AIM: Write out every line below that includes the word "jest".

DATA EXTRACT:

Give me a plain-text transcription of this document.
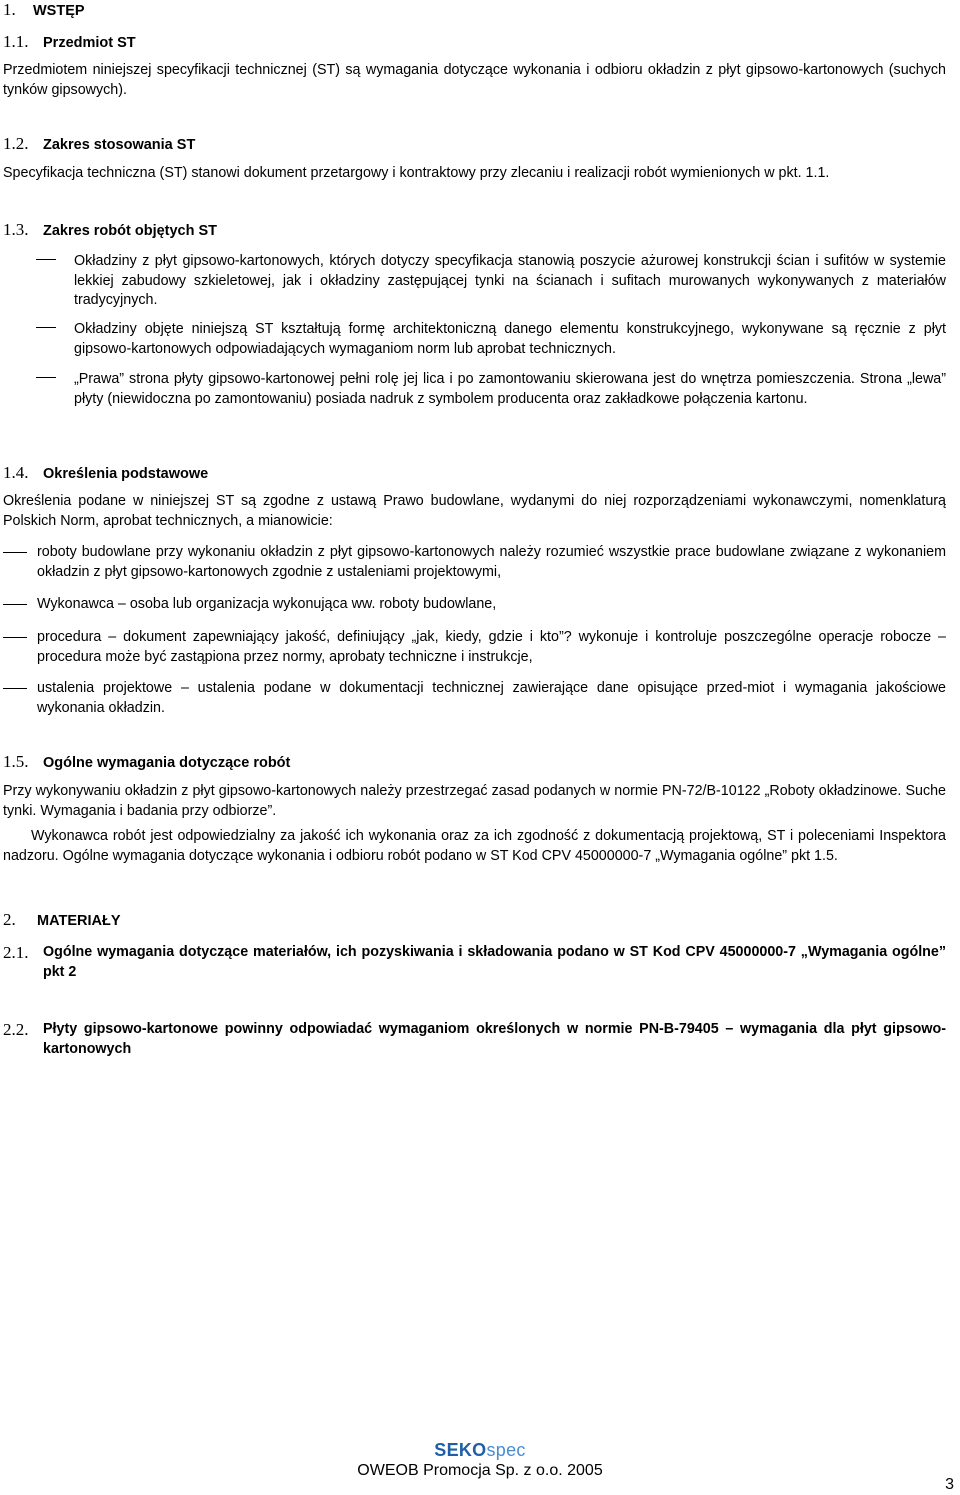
1. WSTĘP
1.1. Przedmiot ST
Przedmiotem niniejszej specyfikacji technicznej (ST) są wymagania dotyczące wykonania i odbioru okładzin z płyt gipsowo-kartonowych (suchych tynków gipsowych).
1.2. Zakres stosowania ST
Specyfikacja techniczna (ST) stanowi dokument przetargowy i kontraktowy przy zlecaniu i realizacji robót wymienionych w pkt. 1.1.
1.3. Zakres robót objętych ST
Okładziny z płyt gipsowo-kartonowych, których dotyczy specyfikacja stanowią poszycie ażurowej konstrukcji ścian i sufitów w systemie lekkiej zabudowy szkieletowej, jak i okładziny zastępującej tynki na ścianach i sufitach murowanych wykonywanych z materiałów tradycyjnych.
Okładziny objęte niniejszą ST kształtują formę architektoniczną danego elementu konstrukcyjnego, wykonywane są ręcznie z płyt gipsowo-kartonowych odpowiadających wymaganiom norm lub aprobat technicznych.
„Prawa” strona płyty gipsowo-kartonowej pełni rolę jej lica i po zamontowaniu skierowana jest do wnętrza pomieszczenia. Strona „lewa” płyty (niewidoczna po zamontowaniu) posiada nadruk z symbolem producenta oraz zakładkowe połączenia kartonu.
1.4. Określenia podstawowe
Określenia podane w niniejszej ST są zgodne z ustawą Prawo budowlane, wydanymi do niej rozporządzeniami wykonawczymi, nomenklaturą Polskich Norm, aprobat technicznych, a mianowicie:
roboty budowlane przy wykonaniu okładzin z płyt gipsowo-kartonowych należy rozumieć wszystkie prace budowlane związane z wykonaniem okładzin z płyt gipsowo-kartonowych zgodnie z ustaleniami projektowymi,
Wykonawca – osoba lub organizacja wykonująca ww. roboty budowlane,
procedura – dokument zapewniający jakość, definiujący „jak, kiedy, gdzie i kto”? wykonuje i kontroluje poszczególne operacje robocze – procedura może być zastąpiona przez normy, aprobaty techniczne i instrukcje,
ustalenia projektowe – ustalenia podane w dokumentacji technicznej zawierające dane opisujące przed-miot i wymagania jakościowe wykonania okładzin.
1.5. Ogólne wymagania dotyczące robót
Przy wykonywaniu okładzin z płyt gipsowo-kartonowych należy przestrzegać zasad podanych w normie PN-72/B-10122 „Roboty okładzinowe. Suche tynki. Wymagania i badania przy odbiorze”.
Wykonawca robót jest odpowiedzialny za jakość ich wykonania oraz za ich zgodność z dokumentacją projektową, ST i poleceniami Inspektora nadzoru. Ogólne wymagania dotyczące wykonania i odbioru robót podano w ST Kod CPV 45000000-7 „Wymagania ogólne” pkt 1.5.
2. MATERIAŁY
2.1.	Ogólne wymagania dotyczące materiałów, ich pozyskiwania i składowania podano w ST Kod CPV 45000000-7 „Wymagania ogólne” pkt 2
2.2.	Płyty gipsowo-kartonowe powinny odpowiadać wymaganiom określonych w normie PN-B-79405 – wymagania dla płyt gipsowo-kartonowych
SEKOspec
OWEOB Promocja Sp. z o.o. 2005
3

EXERCISE SOLUTION:
„Prawa” strona płyty gipsowo-kartonowej pełni rolę jej lica i po zamontowaniu skierowana jest do wnętrza pomieszczenia. Strona „lewa” płyty (niewidoczna po zamontowaniu) posiada nadruk z symbolem producenta oraz zakładkowe połączenia kartonu.
Wykonawca robót jest odpowiedzialny za jakość ich wykonania oraz za ich zgodność z dokumentacją projektową, ST i poleceniami Inspektora nadzoru. Ogólne wymagania dotyczące wykonania i odbioru robót podano w ST Kod CPV 45000000-7 „Wymagania ogólne” pkt 1.5.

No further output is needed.